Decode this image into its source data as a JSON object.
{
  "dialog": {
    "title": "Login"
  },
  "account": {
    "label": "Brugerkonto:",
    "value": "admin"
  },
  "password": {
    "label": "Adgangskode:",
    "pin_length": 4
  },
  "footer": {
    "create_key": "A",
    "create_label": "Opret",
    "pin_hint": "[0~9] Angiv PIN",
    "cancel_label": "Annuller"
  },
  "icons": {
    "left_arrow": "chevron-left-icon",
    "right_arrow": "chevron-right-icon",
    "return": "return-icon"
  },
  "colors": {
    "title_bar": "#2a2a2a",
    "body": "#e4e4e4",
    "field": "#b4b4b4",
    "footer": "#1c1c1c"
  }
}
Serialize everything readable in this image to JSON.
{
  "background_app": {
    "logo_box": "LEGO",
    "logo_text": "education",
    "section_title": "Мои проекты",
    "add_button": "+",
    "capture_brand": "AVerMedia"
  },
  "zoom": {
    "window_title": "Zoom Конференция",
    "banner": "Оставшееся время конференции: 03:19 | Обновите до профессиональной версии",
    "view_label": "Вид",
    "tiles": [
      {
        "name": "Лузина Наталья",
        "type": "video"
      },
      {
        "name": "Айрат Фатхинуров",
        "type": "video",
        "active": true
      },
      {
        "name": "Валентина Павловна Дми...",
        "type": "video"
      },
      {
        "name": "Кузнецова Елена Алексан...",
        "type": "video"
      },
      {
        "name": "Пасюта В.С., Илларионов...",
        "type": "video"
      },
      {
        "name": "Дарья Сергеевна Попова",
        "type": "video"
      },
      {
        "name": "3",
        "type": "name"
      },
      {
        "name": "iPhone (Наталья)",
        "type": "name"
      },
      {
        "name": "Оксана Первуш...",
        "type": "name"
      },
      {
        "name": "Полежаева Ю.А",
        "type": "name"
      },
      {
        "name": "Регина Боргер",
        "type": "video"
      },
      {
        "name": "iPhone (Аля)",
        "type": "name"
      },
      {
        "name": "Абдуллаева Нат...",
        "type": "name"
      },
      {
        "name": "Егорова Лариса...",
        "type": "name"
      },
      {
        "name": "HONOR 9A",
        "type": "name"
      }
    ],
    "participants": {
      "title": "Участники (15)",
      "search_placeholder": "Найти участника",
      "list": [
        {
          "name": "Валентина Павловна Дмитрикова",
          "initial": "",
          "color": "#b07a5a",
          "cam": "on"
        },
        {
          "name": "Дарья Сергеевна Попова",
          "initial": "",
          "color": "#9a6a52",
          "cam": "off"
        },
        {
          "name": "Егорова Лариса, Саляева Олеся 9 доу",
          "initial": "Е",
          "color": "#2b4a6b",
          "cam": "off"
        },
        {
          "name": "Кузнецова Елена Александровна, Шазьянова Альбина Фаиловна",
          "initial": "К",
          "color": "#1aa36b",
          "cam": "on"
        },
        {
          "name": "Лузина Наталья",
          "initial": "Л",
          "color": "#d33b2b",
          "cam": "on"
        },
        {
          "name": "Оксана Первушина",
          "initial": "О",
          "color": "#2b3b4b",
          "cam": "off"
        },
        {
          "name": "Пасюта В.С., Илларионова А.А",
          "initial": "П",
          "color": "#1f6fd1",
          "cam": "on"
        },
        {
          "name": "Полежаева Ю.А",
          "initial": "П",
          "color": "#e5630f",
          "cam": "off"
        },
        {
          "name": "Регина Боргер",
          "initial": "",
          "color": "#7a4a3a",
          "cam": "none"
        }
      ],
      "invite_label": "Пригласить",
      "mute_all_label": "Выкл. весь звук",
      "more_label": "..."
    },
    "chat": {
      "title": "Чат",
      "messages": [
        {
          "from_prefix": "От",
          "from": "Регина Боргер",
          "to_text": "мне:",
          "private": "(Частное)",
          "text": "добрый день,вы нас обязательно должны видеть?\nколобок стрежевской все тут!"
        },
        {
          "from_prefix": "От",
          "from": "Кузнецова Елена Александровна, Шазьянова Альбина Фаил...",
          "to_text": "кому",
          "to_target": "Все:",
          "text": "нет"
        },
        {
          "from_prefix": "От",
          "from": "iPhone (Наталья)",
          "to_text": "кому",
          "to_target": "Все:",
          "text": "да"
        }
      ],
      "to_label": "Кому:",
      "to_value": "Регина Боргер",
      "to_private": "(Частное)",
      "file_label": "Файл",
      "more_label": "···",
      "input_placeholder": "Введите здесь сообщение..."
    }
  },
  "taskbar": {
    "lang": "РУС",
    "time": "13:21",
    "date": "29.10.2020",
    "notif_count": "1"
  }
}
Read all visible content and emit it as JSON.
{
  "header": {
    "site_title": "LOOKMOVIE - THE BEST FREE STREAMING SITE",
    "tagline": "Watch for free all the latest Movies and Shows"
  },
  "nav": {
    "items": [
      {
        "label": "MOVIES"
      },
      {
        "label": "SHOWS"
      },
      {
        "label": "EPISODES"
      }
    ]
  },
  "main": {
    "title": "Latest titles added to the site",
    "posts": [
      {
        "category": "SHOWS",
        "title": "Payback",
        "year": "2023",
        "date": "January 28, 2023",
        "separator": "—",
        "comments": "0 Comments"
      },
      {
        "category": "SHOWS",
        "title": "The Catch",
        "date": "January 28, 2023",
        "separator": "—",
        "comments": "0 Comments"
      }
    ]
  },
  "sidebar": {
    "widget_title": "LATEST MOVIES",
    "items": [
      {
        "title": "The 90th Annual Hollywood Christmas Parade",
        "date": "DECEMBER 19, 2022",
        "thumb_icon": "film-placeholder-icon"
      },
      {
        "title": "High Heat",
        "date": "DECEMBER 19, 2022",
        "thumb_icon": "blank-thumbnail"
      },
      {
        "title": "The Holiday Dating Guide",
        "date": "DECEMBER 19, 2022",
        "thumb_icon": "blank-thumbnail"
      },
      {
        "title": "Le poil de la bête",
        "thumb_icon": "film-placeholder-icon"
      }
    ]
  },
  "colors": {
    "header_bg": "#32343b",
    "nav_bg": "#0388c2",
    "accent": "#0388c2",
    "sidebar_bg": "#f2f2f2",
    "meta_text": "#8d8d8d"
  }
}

__EXERCISE BRIEF__. Copy the data above exactly. Every line must be included.

__RESPONSE FOR THIS EXERCISE__.
Decode this image into its source data as a JSON object.
{
  "dialog": {
    "title": "Login"
  },
  "account": {
    "label": "Brugerkonto:",
    "value": "admin"
  },
  "password": {
    "label": "Adgangskode:",
    "pin_length": 4
  },
  "footer": {
    "create_key": "A",
    "create_label": "Opret",
    "pin_hint": "[0~9] Angiv PIN",
    "cancel_label": "Annuller"
  },
  "icons": {
    "left_arrow": "chevron-left-icon",
    "right_arrow": "chevron-right-icon",
    "return": "return-icon"
  },
  "colors": {
    "title_bar": "#2a2a2a",
    "body": "#e4e4e4",
    "field": "#b4b4b4",
    "footer": "#1c1c1c"
  }
}
Serialize everything readable in this image to JSON.
{
  "background_app": {
    "logo_box": "LEGO",
    "logo_text": "education",
    "section_title": "Мои проекты",
    "add_button": "+",
    "capture_brand": "AVerMedia"
  },
  "zoom": {
    "window_title": "Zoom Конференция",
    "banner": "Оставшееся время конференции: 03:19 | Обновите до профессиональной версии",
    "view_label": "Вид",
    "tiles": [
      {
        "name": "Лузина Наталья",
        "type": "video"
      },
      {
        "name": "Айрат Фатхинуров",
        "type": "video",
        "active": true
      },
      {
        "name": "Валентина Павловна Дми...",
        "type": "video"
      },
      {
        "name": "Кузнецова Елена Алексан...",
        "type": "video"
      },
      {
        "name": "Пасюта В.С., Илларионов...",
        "type": "video"
      },
      {
        "name": "Дарья Сергеевна Попова",
        "type": "video"
      },
      {
        "name": "3",
        "type": "name"
      },
      {
        "name": "iPhone (Наталья)",
        "type": "name"
      },
      {
        "name": "Оксана Первуш...",
        "type": "name"
      },
      {
        "name": "Полежаева Ю.А",
        "type": "name"
      },
      {
        "name": "Регина Боргер",
        "type": "video"
      },
      {
        "name": "iPhone (Аля)",
        "type": "name"
      },
      {
        "name": "Абдуллаева Нат...",
        "type": "name"
      },
      {
        "name": "Егорова Лариса...",
        "type": "name"
      },
      {
        "name": "HONOR 9A",
        "type": "name"
      }
    ],
    "participants": {
      "title": "Участники (15)",
      "search_placeholder": "Найти участника",
      "list": [
        {
          "name": "Валентина Павловна Дмитрикова",
          "initial": "",
          "color": "#b07a5a",
          "cam": "on"
        },
        {
          "name": "Дарья Сергеевна Попова",
          "initial": "",
          "color": "#9a6a52",
          "cam": "off"
        },
        {
          "name": "Егорова Лариса, Саляева Олеся 9 доу",
          "initial": "Е",
          "color": "#2b4a6b",
          "cam": "off"
        },
        {
          "name": "Кузнецова Елена Александровна, Шазьянова Альбина Фаиловна",
          "initial": "К",
          "color": "#1aa36b",
          "cam": "on"
        },
        {
          "name": "Лузина Наталья",
          "initial": "Л",
          "color": "#d33b2b",
          "cam": "on"
        },
        {
          "name": "Оксана Первушина",
          "initial": "О",
          "color": "#2b3b4b",
          "cam": "off"
        },
        {
          "name": "Пасюта В.С., Илларионова А.А",
          "initial": "П",
          "color": "#1f6fd1",
          "cam": "on"
        },
        {
          "name": "Полежаева Ю.А",
          "initial": "П",
          "color": "#e5630f",
          "cam": "off"
        },
        {
          "name": "Регина Боргер",
          "initial": "",
          "color": "#7a4a3a",
          "cam": "none"
        }
      ],
      "invite_label": "Пригласить",
      "mute_all_label": "Выкл. весь звук",
      "more_label": "..."
    },
    "chat": {
      "title": "Чат",
      "messages": [
        {
          "from_prefix": "От",
          "from": "Регина Боргер",
          "to_text": "мне:",
          "private": "(Частное)",
          "text": "добрый день,вы нас обязательно должны видеть?\nколобок стрежевской все тут!"
        },
        {
          "from_prefix": "От",
          "from": "Кузнецова Елена Александровна, Шазьянова Альбина Фаил...",
          "to_text": "кому",
          "to_target": "Все:",
          "text": "нет"
        },
        {
          "from_prefix": "От",
          "from": "iPhone (Наталья)",
          "to_text": "кому",
          "to_target": "Все:",
          "text": "да"
        }
      ],
      "to_label": "Кому:",
      "to_value": "Регина Боргер",
      "to_private": "(Частное)",
      "file_label": "Файл",
      "more_label": "···",
      "input_placeholder": "Введите здесь сообщение..."
    }
  },
  "taskbar": {
    "lang": "РУС",
    "time": "13:21",
    "date": "29.10.2020",
    "notif_count": "1"
  }
}
Read all visible content and emit it as JSON.
{
  "header": {
    "site_title": "LOOKMOVIE - THE BEST FREE STREAMING SITE",
    "tagline": "Watch for free all the latest Movies and Shows"
  },
  "nav": {
    "items": [
      {
        "label": "MOVIES"
      },
      {
        "label": "SHOWS"
      },
      {
        "label": "EPISODES"
      }
    ]
  },
  "main": {
    "title": "Latest titles added to the site",
    "posts": [
      {
        "category": "SHOWS",
        "title": "Payback",
        "year": "2023",
        "date": "January 28, 2023",
        "separator": "—",
        "comments": "0 Comments"
      },
      {
        "category": "SHOWS",
        "title": "The Catch",
        "date": "January 28, 2023",
        "separator": "—",
        "comments": "0 Comments"
      }
    ]
  },
  "sidebar": {
    "widget_title": "LATEST MOVIES",
    "items": [
      {
        "title": "The 90th Annual Hollywood Christmas Parade",
        "date": "DECEMBER 19, 2022",
        "thumb_icon": "film-placeholder-icon"
      },
      {
        "title": "High Heat",
        "date": "DECEMBER 19, 2022",
        "thumb_icon": "blank-thumbnail"
      },
      {
        "title": "The Holiday Dating Guide",
        "date": "DECEMBER 19, 2022",
        "thumb_icon": "blank-thumbnail"
      },
      {
        "title": "Le poil de la bête",
        "thumb_icon": "film-placeholder-icon"
      }
    ]
  },
  "colors": {
    "header_bg": "#32343b",
    "nav_bg": "#0388c2",
    "accent": "#0388c2",
    "sidebar_bg": "#f2f2f2",
    "meta_text": "#8d8d8d"
  }
}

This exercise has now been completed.